▶ **What you are asked to do**
Reproduce the material in full, exactly as written.

-- START Dataset content --

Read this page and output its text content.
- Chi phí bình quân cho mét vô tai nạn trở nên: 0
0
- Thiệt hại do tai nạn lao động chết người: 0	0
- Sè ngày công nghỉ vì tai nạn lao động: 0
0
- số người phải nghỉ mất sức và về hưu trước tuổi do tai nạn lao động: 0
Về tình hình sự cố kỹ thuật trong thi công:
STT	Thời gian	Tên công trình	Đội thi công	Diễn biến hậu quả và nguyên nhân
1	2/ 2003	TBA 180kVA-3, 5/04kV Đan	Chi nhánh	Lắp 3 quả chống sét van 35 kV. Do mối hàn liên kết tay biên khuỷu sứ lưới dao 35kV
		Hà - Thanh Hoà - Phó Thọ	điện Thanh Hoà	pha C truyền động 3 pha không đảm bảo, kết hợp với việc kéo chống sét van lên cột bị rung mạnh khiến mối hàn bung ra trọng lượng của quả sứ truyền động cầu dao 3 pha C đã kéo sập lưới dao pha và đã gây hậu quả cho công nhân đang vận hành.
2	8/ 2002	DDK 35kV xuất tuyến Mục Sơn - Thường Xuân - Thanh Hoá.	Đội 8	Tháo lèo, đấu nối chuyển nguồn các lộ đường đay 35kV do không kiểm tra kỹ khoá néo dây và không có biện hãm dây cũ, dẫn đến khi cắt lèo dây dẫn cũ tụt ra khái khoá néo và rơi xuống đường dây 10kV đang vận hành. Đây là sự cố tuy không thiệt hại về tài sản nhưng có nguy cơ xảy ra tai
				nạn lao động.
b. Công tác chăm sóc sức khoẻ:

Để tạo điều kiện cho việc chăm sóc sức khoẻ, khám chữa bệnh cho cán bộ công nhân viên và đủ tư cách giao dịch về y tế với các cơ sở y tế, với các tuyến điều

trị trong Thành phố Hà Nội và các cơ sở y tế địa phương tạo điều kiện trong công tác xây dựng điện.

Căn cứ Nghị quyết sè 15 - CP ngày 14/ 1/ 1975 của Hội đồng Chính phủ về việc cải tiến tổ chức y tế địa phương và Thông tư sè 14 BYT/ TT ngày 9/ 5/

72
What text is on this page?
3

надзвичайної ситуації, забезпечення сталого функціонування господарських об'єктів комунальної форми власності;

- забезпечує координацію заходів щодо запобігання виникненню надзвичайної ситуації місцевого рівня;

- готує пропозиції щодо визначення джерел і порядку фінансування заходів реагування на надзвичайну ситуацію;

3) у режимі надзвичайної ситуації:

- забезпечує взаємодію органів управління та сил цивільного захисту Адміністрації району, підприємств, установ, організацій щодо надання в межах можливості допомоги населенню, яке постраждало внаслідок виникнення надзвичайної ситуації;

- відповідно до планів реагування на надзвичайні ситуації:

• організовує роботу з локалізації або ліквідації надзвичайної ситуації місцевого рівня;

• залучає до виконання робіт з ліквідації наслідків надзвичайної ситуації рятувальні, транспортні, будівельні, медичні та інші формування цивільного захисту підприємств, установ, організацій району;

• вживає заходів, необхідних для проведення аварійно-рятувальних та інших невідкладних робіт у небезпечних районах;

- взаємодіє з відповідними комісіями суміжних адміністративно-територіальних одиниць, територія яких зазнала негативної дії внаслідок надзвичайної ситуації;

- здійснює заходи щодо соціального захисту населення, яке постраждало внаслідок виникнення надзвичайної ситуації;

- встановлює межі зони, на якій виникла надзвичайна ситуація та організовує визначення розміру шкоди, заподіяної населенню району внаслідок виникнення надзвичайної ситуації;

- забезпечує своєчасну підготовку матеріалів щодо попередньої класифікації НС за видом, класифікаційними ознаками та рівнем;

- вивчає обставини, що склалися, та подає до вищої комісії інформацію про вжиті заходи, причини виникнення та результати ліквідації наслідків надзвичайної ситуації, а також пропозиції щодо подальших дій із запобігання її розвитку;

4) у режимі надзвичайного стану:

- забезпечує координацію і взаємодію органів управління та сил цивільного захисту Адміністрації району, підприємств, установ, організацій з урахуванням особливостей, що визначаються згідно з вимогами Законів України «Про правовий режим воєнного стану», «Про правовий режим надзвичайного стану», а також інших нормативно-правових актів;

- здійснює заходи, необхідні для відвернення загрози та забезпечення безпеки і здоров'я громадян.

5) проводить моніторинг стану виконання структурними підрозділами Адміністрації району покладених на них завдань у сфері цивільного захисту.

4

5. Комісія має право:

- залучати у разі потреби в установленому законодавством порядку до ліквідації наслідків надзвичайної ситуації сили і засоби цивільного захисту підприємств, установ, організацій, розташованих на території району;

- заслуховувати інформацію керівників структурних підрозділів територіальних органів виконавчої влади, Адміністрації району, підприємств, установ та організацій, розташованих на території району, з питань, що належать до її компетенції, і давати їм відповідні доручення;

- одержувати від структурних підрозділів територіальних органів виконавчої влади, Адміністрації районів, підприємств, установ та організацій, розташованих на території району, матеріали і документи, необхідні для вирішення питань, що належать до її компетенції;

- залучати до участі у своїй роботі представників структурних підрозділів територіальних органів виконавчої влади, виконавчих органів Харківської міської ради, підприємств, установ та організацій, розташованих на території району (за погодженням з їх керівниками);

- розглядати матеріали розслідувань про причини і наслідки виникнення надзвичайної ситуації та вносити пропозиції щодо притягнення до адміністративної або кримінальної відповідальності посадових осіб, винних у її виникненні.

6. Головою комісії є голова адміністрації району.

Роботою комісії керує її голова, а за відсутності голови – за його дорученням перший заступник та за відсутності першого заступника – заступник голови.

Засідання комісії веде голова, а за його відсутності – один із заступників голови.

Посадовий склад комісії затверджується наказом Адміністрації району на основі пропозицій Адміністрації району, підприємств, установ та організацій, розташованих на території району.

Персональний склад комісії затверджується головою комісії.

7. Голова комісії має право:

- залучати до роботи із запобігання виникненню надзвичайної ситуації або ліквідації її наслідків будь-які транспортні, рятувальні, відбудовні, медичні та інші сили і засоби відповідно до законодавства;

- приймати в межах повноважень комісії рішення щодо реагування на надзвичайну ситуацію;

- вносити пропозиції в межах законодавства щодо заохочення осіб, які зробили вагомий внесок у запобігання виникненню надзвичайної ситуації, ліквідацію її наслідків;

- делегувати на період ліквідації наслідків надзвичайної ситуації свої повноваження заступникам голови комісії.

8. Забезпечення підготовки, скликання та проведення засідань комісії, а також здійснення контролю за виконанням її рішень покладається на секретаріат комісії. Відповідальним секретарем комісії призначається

-- END Dataset content --

▶ **Answer to this exercise**
Read this page and output its text content.
- Chi phí bình quân cho mét vô tai nạn trở nên: 0
0
- Thiệt hại do tai nạn lao động chết người: 0	0
- Sè ngày công nghỉ vì tai nạn lao động: 0
0
- số người phải nghỉ mất sức và về hưu trước tuổi do tai nạn lao động: 0
Về tình hình sự cố kỹ thuật trong thi công:
STT	Thời gian	Tên công trình	Đội thi công	Diễn biến hậu quả và nguyên nhân
1	2/ 2003	TBA 180kVA-3, 5/04kV Đan	Chi nhánh	Lắp 3 quả chống sét van 35 kV. Do mối hàn liên kết tay biên khuỷu sứ lưới dao 35kV
		Hà - Thanh Hoà - Phó Thọ	điện Thanh Hoà	pha C truyền động 3 pha không đảm bảo, kết hợp với việc kéo chống sét van lên cột bị rung mạnh khiến mối hàn bung ra trọng lượng của quả sứ truyền động cầu dao 3 pha C đã kéo sập lưới dao pha và đã gây hậu quả cho công nhân đang vận hành.
2	8/ 2002	DDK 35kV xuất tuyến Mục Sơn - Thường Xuân - Thanh Hoá.	Đội 8	Tháo lèo, đấu nối chuyển nguồn các lộ đường đay 35kV do không kiểm tra kỹ khoá néo dây và không có biện hãm dây cũ, dẫn đến khi cắt lèo dây dẫn cũ tụt ra khái khoá néo và rơi xuống đường dây 10kV đang vận hành. Đây là sự cố tuy không thiệt hại về tài sản nhưng có nguy cơ xảy ra tai
				nạn lao động.
b. Công tác chăm sóc sức khoẻ:

Để tạo điều kiện cho việc chăm sóc sức khoẻ, khám chữa bệnh cho cán bộ công nhân viên và đủ tư cách giao dịch về y tế với các cơ sở y tế, với các tuyến điều

trị trong Thành phố Hà Nội và các cơ sở y tế địa phương tạo điều kiện trong công tác xây dựng điện.

Căn cứ Nghị quyết sè 15 - CP ngày 14/ 1/ 1975 của Hội đồng Chính phủ về việc cải tiến tổ chức y tế địa phương và Thông tư sè 14 BYT/ TT ngày 9/ 5/

72
What text is on this page?
3

надзвичайної ситуації, забезпечення сталого функціонування господарських об'єктів комунальної форми власності;

- забезпечує координацію заходів щодо запобігання виникненню надзвичайної ситуації місцевого рівня;

- готує пропозиції щодо визначення джерел і порядку фінансування заходів реагування на надзвичайну ситуацію;

3) у режимі надзвичайної ситуації:

- забезпечує взаємодію органів управління та сил цивільного захисту Адміністрації району, підприємств, установ, організацій щодо надання в межах можливості допомоги населенню, яке постраждало внаслідок виникнення надзвичайної ситуації;

- відповідно до планів реагування на надзвичайні ситуації:

• організовує роботу з локалізації або ліквідації надзвичайної ситуації місцевого рівня;

• залучає до виконання робіт з ліквідації наслідків надзвичайної ситуації рятувальні, транспортні, будівельні, медичні та інші формування цивільного захисту підприємств, установ, організацій району;

• вживає заходів, необхідних для проведення аварійно-рятувальних та інших невідкладних робіт у небезпечних районах;

- взаємодіє з відповідними комісіями суміжних адміністративно-територіальних одиниць, територія яких зазнала негативної дії внаслідок надзвичайної ситуації;

- здійснює заходи щодо соціального захисту населення, яке постраждало внаслідок виникнення надзвичайної ситуації;

- встановлює межі зони, на якій виникла надзвичайна ситуація та організовує визначення розміру шкоди, заподіяної населенню району внаслідок виникнення надзвичайної ситуації;

- забезпечує своєчасну підготовку матеріалів щодо попередньої класифікації НС за видом, класифікаційними ознаками та рівнем;

- вивчає обставини, що склалися, та подає до вищої комісії інформацію про вжиті заходи, причини виникнення та результати ліквідації наслідків надзвичайної ситуації, а також пропозиції щодо подальших дій із запобігання її розвитку;

4) у режимі надзвичайного стану:

- забезпечує координацію і взаємодію органів управління та сил цивільного захисту Адміністрації району, підприємств, установ, організацій з урахуванням особливостей, що визначаються згідно з вимогами Законів України «Про правовий режим воєнного стану», «Про правовий режим надзвичайного стану», а також інших нормативно-правових актів;

- здійснює заходи, необхідні для відвернення загрози та забезпечення безпеки і здоров'я громадян.

5) проводить моніторинг стану виконання структурними підрозділами Адміністрації району покладених на них завдань у сфері цивільного захисту.

4

5. Комісія має право:

- залучати у разі потреби в установленому законодавством порядку до ліквідації наслідків надзвичайної ситуації сили і засоби цивільного захисту підприємств, установ, організацій, розташованих на території району;

- заслуховувати інформацію керівників структурних підрозділів територіальних органів виконавчої влади, Адміністрації району, підприємств, установ та організацій, розташованих на території району, з питань, що належать до її компетенції, і давати їм відповідні доручення;

- одержувати від структурних підрозділів територіальних органів виконавчої влади, Адміністрації районів, підприємств, установ та організацій, розташованих на території району, матеріали і документи, необхідні для вирішення питань, що належать до її компетенції;

- залучати до участі у своїй роботі представників структурних підрозділів територіальних органів виконавчої влади, виконавчих органів Харківської міської ради, підприємств, установ та організацій, розташованих на території району (за погодженням з їх керівниками);

- розглядати матеріали розслідувань про причини і наслідки виникнення надзвичайної ситуації та вносити пропозиції щодо притягнення до адміністративної або кримінальної відповідальності посадових осіб, винних у її виникненні.

6. Головою комісії є голова адміністрації району.

Роботою комісії керує її голова, а за відсутності голови – за його дорученням перший заступник та за відсутності першого заступника – заступник голови.

Засідання комісії веде голова, а за його відсутності – один із заступників голови.

Посадовий склад комісії затверджується наказом Адміністрації району на основі пропозицій Адміністрації району, підприємств, установ та організацій, розташованих на території району.

Персональний склад комісії затверджується головою комісії.

7. Голова комісії має право:

- залучати до роботи із запобігання виникненню надзвичайної ситуації або ліквідації її наслідків будь-які транспортні, рятувальні, відбудовні, медичні та інші сили і засоби відповідно до законодавства;

- приймати в межах повноважень комісії рішення щодо реагування на надзвичайну ситуацію;

- вносити пропозиції в межах законодавства щодо заохочення осіб, які зробили вагомий внесок у запобігання виникненню надзвичайної ситуації, ліквідацію її наслідків;

- делегувати на період ліквідації наслідків надзвичайної ситуації свої повноваження заступникам голови комісії.

8. Забезпечення підготовки, скликання та проведення засідань комісії, а також здійснення контролю за виконанням її рішень покладається на секретаріат комісії. Відповідальним секретарем комісії призначається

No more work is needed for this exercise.